**Work to do:** Return the records in full, exactly as given.

┌────────

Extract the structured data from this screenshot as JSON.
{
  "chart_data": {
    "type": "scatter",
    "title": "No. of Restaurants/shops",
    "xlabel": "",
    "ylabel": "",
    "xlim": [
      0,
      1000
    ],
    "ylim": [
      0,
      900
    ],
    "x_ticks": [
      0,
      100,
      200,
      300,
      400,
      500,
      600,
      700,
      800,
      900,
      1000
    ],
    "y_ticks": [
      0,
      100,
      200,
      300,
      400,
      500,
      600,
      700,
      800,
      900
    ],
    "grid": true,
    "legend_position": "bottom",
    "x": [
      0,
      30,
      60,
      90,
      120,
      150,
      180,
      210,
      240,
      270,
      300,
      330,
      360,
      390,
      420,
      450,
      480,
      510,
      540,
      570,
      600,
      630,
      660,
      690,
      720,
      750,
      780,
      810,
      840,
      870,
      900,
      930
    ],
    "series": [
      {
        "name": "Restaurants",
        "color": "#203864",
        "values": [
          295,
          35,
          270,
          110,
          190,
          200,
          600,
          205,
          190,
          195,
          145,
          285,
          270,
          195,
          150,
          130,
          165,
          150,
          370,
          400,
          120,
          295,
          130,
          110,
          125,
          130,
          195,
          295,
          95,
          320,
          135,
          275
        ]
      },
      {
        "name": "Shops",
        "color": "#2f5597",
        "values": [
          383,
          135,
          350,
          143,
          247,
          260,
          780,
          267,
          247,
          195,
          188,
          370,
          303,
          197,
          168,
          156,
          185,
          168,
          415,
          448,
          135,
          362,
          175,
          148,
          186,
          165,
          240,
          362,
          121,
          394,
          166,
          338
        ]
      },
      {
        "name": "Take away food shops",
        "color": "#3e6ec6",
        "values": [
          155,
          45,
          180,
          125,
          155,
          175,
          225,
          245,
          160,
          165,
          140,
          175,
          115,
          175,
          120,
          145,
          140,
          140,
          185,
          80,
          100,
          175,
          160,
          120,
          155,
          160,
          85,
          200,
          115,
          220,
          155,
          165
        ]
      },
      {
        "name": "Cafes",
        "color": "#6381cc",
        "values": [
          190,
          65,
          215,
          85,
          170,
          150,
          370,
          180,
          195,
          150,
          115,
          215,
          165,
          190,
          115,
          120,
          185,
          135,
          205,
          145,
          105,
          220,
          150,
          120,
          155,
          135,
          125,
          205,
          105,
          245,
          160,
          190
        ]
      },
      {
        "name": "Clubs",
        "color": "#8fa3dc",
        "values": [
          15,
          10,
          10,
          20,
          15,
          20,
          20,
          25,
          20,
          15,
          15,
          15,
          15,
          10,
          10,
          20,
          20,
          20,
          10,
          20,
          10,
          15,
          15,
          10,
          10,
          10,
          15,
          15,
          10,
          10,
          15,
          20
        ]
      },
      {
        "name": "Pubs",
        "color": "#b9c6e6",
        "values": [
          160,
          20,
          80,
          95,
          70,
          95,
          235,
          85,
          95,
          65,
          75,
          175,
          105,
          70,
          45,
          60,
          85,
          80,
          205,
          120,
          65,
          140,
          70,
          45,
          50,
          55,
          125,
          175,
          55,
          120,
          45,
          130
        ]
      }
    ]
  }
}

└────────

**Written solution:**
Extract the structured data from this screenshot as JSON.
{
  "chart_data": {
    "type": "scatter",
    "title": "No. of Restaurants/shops",
    "xlabel": "",
    "ylabel": "",
    "xlim": [
      0,
      1000
    ],
    "ylim": [
      0,
      900
    ],
    "x_ticks": [
      0,
      100,
      200,
      300,
      400,
      500,
      600,
      700,
      800,
      900,
      1000
    ],
    "y_ticks": [
      0,
      100,
      200,
      300,
      400,
      500,
      600,
      700,
      800,
      900
    ],
    "grid": true,
    "legend_position": "bottom",
    "x": [
      0,
      30,
      60,
      90,
      120,
      150,
      180,
      210,
      240,
      270,
      300,
      330,
      360,
      390,
      420,
      450,
      480,
      510,
      540,
      570,
      600,
      630,
      660,
      690,
      720,
      750,
      780,
      810,
      840,
      870,
      900,
      930
    ],
    "series": [
      {
        "name": "Restaurants",
        "color": "#203864",
        "values": [
          295,
          35,
          270,
          110,
          190,
          200,
          600,
          205,
          190,
          195,
          145,
          285,
          270,
          195,
          150,
          130,
          165,
          150,
          370,
          400,
          120,
          295,
          130,
          110,
          125,
          130,
          195,
          295,
          95,
          320,
          135,
          275
        ]
      },
      {
        "name": "Shops",
        "color": "#2f5597",
        "values": [
          383,
          135,
          350,
          143,
          247,
          260,
          780,
          267,
          247,
          195,
          188,
          370,
          303,
          197,
          168,
          156,
          185,
          168,
          415,
          448,
          135,
          362,
          175,
          148,
          186,
          165,
          240,
          362,
          121,
          394,
          166,
          338
        ]
      },
      {
        "name": "Take away food shops",
        "color": "#3e6ec6",
        "values": [
          155,
          45,
          180,
          125,
          155,
          175,
          225,
          245,
          160,
          165,
          140,
          175,
          115,
          175,
          120,
          145,
          140,
          140,
          185,
          80,
          100,
          175,
          160,
          120,
          155,
          160,
          85,
          200,
          115,
          220,
          155,
          165
        ]
      },
      {
        "name": "Cafes",
        "color": "#6381cc",
        "values": [
          190,
          65,
          215,
          85,
          170,
          150,
          370,
          180,
          195,
          150,
          115,
          215,
          165,
          190,
          115,
          120,
          185,
          135,
          205,
          145,
          105,
          220,
          150,
          120,
          155,
          135,
          125,
          205,
          105,
          245,
          160,
          190
        ]
      },
      {
        "name": "Clubs",
        "color": "#8fa3dc",
        "values": [
          15,
          10,
          10,
          20,
          15,
          20,
          20,
          25,
          20,
          15,
          15,
          15,
          15,
          10,
          10,
          20,
          20,
          20,
          10,
          20,
          10,
          15,
          15,
          10,
          10,
          10,
          15,
          15,
          10,
          10,
          15,
          20
        ]
      },
      {
        "name": "Pubs",
        "color": "#b9c6e6",
        "values": [
          160,
          20,
          80,
          95,
          70,
          95,
          235,
          85,
          95,
          65,
          75,
          175,
          105,
          70,
          45,
          60,
          85,
          80,
          205,
          120,
          65,
          140,
          70,
          45,
          50,
          55,
          125,
          175,
          55,
          120,
          45,
          130
        ]
      }
    ]
  }
}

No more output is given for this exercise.